What is expected: Reproduce all the entries precisely.
_ _ _ _
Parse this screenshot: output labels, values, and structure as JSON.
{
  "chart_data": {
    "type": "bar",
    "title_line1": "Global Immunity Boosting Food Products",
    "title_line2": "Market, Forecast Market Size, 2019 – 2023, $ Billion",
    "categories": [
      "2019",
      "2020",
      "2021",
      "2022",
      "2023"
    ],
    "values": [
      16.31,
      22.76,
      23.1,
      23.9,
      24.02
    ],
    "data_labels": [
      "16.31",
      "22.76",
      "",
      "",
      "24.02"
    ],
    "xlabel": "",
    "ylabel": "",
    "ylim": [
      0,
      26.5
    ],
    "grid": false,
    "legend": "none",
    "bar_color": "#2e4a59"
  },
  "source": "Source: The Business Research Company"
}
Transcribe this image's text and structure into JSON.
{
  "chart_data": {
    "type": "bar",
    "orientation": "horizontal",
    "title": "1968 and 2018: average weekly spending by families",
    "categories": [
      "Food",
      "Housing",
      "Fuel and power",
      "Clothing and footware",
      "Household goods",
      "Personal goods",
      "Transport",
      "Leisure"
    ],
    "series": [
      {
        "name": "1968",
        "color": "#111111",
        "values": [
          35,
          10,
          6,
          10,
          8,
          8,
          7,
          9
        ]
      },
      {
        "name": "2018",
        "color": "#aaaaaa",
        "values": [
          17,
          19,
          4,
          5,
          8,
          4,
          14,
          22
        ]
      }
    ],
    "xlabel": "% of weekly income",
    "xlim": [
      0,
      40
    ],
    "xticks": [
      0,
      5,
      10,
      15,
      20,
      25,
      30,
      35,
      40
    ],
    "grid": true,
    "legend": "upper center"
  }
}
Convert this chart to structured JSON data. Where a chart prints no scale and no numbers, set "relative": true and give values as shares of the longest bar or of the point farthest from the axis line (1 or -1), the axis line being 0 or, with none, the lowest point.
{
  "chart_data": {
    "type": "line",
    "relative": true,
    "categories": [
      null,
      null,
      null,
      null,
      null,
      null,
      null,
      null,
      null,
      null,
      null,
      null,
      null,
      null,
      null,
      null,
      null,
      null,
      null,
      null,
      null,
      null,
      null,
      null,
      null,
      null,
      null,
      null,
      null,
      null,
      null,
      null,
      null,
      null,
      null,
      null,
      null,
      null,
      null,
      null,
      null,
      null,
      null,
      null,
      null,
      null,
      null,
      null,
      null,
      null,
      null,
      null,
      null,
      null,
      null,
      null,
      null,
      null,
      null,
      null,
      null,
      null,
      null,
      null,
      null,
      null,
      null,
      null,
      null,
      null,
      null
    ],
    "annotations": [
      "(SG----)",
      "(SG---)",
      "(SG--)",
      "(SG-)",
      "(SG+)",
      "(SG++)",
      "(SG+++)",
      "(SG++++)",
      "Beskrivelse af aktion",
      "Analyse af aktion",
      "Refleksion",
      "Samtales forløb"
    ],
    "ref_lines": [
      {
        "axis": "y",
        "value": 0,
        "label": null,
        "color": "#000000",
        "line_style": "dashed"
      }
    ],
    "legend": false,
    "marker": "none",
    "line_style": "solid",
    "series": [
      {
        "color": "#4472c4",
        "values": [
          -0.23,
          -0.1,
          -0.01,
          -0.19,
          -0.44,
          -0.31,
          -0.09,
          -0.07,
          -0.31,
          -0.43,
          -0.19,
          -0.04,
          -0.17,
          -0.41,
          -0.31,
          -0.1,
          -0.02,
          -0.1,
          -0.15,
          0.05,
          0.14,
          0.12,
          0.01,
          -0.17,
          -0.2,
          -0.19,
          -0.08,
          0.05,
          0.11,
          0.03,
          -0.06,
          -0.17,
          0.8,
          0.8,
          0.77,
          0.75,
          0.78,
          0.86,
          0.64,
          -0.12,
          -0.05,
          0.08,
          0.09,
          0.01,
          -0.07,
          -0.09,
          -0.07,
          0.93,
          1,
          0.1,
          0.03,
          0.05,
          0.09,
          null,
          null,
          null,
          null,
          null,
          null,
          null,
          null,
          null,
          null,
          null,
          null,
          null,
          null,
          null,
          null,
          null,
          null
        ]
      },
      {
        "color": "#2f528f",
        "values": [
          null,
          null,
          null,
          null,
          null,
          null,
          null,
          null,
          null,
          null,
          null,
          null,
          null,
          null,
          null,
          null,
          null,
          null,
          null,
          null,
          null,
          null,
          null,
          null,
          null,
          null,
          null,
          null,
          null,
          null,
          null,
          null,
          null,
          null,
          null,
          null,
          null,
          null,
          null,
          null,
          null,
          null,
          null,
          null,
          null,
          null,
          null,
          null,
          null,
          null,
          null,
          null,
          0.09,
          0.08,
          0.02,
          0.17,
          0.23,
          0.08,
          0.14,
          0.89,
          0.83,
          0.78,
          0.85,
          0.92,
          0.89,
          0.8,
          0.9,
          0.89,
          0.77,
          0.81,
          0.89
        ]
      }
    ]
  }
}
_ _ _ _
The completed task:
Parse this screenshot: output labels, values, and structure as JSON.
{
  "chart_data": {
    "type": "bar",
    "title_line1": "Global Immunity Boosting Food Products",
    "title_line2": "Market, Forecast Market Size, 2019 – 2023, $ Billion",
    "categories": [
      "2019",
      "2020",
      "2021",
      "2022",
      "2023"
    ],
    "values": [
      16.31,
      22.76,
      23.1,
      23.9,
      24.02
    ],
    "data_labels": [
      "16.31",
      "22.76",
      "",
      "",
      "24.02"
    ],
    "xlabel": "",
    "ylabel": "",
    "ylim": [
      0,
      26.5
    ],
    "grid": false,
    "legend": "none",
    "bar_color": "#2e4a59"
  },
  "source": "Source: The Business Research Company"
}
Transcribe this image's text and structure into JSON.
{
  "chart_data": {
    "type": "bar",
    "orientation": "horizontal",
    "title": "1968 and 2018: average weekly spending by families",
    "categories": [
      "Food",
      "Housing",
      "Fuel and power",
      "Clothing and footware",
      "Household goods",
      "Personal goods",
      "Transport",
      "Leisure"
    ],
    "series": [
      {
        "name": "1968",
        "color": "#111111",
        "values": [
          35,
          10,
          6,
          10,
          8,
          8,
          7,
          9
        ]
      },
      {
        "name": "2018",
        "color": "#aaaaaa",
        "values": [
          17,
          19,
          4,
          5,
          8,
          4,
          14,
          22
        ]
      }
    ],
    "xlabel": "% of weekly income",
    "xlim": [
      0,
      40
    ],
    "xticks": [
      0,
      5,
      10,
      15,
      20,
      25,
      30,
      35,
      40
    ],
    "grid": true,
    "legend": "upper center"
  }
}
Convert this chart to structured JSON data. Where a chart prints no scale and no numbers, set "relative": true and give values as shares of the longest bar or of the point farthest from the axis line (1 or -1), the axis line being 0 or, with none, the lowest point.
{
  "chart_data": {
    "type": "line",
    "relative": true,
    "categories": [
      null,
      null,
      null,
      null,
      null,
      null,
      null,
      null,
      null,
      null,
      null,
      null,
      null,
      null,
      null,
      null,
      null,
      null,
      null,
      null,
      null,
      null,
      null,
      null,
      null,
      null,
      null,
      null,
      null,
      null,
      null,
      null,
      null,
      null,
      null,
      null,
      null,
      null,
      null,
      null,
      null,
      null,
      null,
      null,
      null,
      null,
      null,
      null,
      null,
      null,
      null,
      null,
      null,
      null,
      null,
      null,
      null,
      null,
      null,
      null,
      null,
      null,
      null,
      null,
      null,
      null,
      null,
      null,
      null,
      null,
      null
    ],
    "annotations": [
      "(SG----)",
      "(SG---)",
      "(SG--)",
      "(SG-)",
      "(SG+)",
      "(SG++)",
      "(SG+++)",
      "(SG++++)",
      "Beskrivelse af aktion",
      "Analyse af aktion",
      "Refleksion",
      "Samtales forløb"
    ],
    "ref_lines": [
      {
        "axis": "y",
        "value": 0,
        "label": null,
        "color": "#000000",
        "line_style": "dashed"
      }
    ],
    "legend": false,
    "marker": "none",
    "line_style": "solid",
    "series": [
      {
        "color": "#4472c4",
        "values": [
          -0.23,
          -0.1,
          -0.01,
          -0.19,
          -0.44,
          -0.31,
          -0.09,
          -0.07,
          -0.31,
          -0.43,
          -0.19,
          -0.04,
          -0.17,
          -0.41,
          -0.31,
          -0.1,
          -0.02,
          -0.1,
          -0.15,
          0.05,
          0.14,
          0.12,
          0.01,
          -0.17,
          -0.2,
          -0.19,
          -0.08,
          0.05,
          0.11,
          0.03,
          -0.06,
          -0.17,
          0.8,
          0.8,
          0.77,
          0.75,
          0.78,
          0.86,
          0.64,
          -0.12,
          -0.05,
          0.08,
          0.09,
          0.01,
          -0.07,
          -0.09,
          -0.07,
          0.93,
          1,
          0.1,
          0.03,
          0.05,
          0.09,
          null,
          null,
          null,
          null,
          null,
          null,
          null,
          null,
          null,
          null,
          null,
          null,
          null,
          null,
          null,
          null,
          null,
          null
        ]
      },
      {
        "color": "#2f528f",
        "values": [
          null,
          null,
          null,
          null,
          null,
          null,
          null,
          null,
          null,
          null,
          null,
          null,
          null,
          null,
          null,
          null,
          null,
          null,
          null,
          null,
          null,
          null,
          null,
          null,
          null,
          null,
          null,
          null,
          null,
          null,
          null,
          null,
          null,
          null,
          null,
          null,
          null,
          null,
          null,
          null,
          null,
          null,
          null,
          null,
          null,
          null,
          null,
          null,
          null,
          null,
          null,
          null,
          0.09,
          0.08,
          0.02,
          0.17,
          0.23,
          0.08,
          0.14,
          0.89,
          0.83,
          0.78,
          0.85,
          0.92,
          0.89,
          0.8,
          0.9,
          0.89,
          0.77,
          0.81,
          0.89
        ]
      }
    ]
  }
}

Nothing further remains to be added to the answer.